Short exercise -> Provide only the number of lines in the records below that include "make".

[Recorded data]
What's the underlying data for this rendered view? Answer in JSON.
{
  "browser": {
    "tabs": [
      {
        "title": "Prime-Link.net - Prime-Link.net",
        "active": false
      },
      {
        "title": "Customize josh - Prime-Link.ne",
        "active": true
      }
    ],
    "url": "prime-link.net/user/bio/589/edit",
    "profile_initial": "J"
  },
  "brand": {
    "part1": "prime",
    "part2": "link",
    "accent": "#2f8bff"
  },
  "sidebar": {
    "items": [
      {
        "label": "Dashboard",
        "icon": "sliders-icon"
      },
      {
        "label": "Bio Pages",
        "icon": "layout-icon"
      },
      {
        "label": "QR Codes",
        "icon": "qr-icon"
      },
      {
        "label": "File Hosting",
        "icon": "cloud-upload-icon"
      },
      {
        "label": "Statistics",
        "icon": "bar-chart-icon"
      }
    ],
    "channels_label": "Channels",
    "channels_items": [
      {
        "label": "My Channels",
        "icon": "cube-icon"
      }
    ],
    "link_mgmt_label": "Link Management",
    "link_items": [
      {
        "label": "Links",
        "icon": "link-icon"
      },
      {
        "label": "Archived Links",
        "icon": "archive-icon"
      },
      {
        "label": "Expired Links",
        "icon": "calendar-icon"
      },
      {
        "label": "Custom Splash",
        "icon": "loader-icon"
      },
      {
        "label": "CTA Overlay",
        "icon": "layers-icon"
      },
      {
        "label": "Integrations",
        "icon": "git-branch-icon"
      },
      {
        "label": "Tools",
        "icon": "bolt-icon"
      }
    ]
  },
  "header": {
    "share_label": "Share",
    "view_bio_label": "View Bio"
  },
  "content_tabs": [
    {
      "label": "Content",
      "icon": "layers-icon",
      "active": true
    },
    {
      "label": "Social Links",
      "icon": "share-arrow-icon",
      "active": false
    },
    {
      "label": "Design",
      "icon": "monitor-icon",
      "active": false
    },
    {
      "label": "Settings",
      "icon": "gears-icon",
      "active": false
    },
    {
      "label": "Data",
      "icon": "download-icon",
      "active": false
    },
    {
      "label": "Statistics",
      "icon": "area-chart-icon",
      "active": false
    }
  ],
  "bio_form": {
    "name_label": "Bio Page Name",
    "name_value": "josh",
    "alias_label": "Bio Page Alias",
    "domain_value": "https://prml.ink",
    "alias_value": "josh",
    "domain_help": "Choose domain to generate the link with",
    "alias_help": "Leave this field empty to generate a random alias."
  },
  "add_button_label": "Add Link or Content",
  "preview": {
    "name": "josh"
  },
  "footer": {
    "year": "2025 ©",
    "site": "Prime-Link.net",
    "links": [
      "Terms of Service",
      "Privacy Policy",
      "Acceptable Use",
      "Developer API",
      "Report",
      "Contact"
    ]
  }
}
---
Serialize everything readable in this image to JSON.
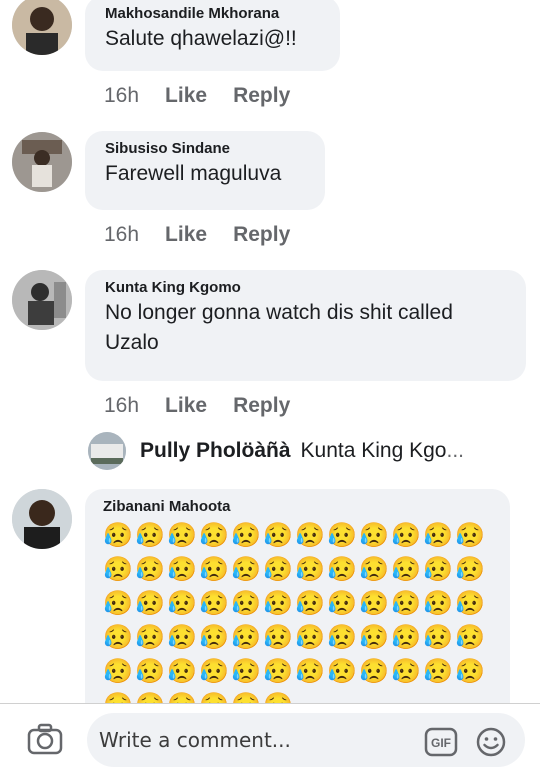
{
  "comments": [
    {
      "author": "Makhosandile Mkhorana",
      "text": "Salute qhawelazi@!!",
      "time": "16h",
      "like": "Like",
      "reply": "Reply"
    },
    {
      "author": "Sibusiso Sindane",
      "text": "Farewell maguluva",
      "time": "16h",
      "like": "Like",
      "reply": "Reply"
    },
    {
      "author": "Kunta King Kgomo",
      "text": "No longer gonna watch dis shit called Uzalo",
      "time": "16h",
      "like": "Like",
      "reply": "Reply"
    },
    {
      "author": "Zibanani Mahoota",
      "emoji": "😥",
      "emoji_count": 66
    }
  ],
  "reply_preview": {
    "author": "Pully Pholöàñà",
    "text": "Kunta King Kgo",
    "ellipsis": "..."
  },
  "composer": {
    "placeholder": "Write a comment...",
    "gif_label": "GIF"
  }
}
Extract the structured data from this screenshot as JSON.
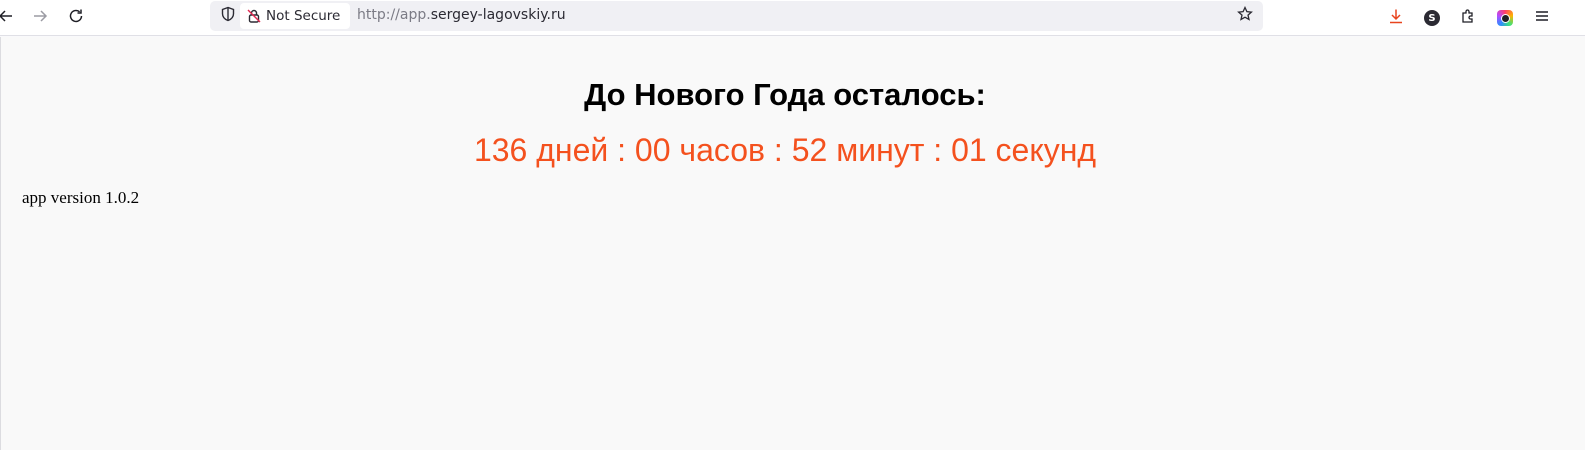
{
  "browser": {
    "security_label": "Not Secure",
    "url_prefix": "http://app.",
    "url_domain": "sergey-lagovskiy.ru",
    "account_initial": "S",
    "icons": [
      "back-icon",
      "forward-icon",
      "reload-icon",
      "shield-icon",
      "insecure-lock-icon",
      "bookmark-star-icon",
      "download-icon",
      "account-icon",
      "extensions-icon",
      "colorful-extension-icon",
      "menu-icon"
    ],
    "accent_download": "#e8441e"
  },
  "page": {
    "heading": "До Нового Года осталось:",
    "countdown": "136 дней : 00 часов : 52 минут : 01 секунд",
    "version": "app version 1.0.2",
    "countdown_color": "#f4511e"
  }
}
...
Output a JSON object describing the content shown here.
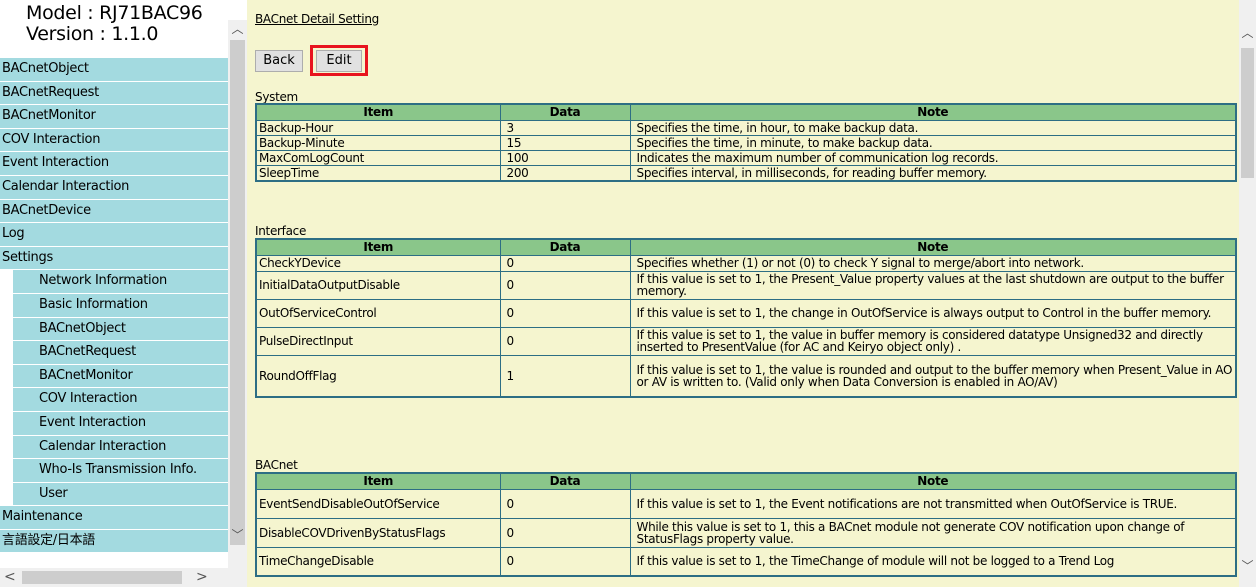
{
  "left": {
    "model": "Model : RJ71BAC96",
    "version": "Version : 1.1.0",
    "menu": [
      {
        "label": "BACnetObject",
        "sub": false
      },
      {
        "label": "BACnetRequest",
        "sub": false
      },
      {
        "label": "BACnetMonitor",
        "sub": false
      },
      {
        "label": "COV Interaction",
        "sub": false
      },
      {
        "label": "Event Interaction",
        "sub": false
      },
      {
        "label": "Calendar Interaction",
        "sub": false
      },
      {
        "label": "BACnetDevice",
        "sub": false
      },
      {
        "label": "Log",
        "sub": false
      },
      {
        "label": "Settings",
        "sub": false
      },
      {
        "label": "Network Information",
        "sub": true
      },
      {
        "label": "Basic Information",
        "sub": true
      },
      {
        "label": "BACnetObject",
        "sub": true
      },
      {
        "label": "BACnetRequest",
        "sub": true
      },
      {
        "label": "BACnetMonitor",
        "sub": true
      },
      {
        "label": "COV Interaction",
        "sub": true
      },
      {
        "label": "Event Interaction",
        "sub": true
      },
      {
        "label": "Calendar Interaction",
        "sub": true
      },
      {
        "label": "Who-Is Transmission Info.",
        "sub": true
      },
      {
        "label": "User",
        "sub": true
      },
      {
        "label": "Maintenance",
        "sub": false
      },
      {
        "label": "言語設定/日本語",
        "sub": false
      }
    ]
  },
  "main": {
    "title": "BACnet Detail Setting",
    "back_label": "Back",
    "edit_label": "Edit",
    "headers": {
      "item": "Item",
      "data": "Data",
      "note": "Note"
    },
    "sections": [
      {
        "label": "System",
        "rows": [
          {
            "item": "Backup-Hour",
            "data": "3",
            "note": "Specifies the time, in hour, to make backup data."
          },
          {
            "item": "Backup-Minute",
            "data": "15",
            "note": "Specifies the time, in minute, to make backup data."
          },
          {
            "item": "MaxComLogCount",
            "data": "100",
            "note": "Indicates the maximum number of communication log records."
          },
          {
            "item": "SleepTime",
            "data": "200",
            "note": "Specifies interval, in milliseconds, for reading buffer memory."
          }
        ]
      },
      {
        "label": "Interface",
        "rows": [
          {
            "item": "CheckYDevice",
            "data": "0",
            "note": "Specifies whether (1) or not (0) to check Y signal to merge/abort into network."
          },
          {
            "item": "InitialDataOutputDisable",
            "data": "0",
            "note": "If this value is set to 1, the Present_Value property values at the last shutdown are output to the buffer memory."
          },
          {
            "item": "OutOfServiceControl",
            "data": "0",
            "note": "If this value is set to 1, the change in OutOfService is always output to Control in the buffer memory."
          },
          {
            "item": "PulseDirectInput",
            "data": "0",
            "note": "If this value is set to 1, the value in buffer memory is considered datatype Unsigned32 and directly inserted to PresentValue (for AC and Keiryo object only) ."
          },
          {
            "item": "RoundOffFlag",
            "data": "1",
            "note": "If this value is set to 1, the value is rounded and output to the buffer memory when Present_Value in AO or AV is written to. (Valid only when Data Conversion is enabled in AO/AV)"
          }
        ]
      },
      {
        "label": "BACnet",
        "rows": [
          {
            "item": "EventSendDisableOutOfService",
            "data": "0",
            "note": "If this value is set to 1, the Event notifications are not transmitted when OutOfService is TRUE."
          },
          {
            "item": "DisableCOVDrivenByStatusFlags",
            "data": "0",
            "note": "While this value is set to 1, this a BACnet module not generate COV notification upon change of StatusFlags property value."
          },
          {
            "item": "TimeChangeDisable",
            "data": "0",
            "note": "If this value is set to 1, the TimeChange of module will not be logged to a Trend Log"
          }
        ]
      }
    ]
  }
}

Task output -> 2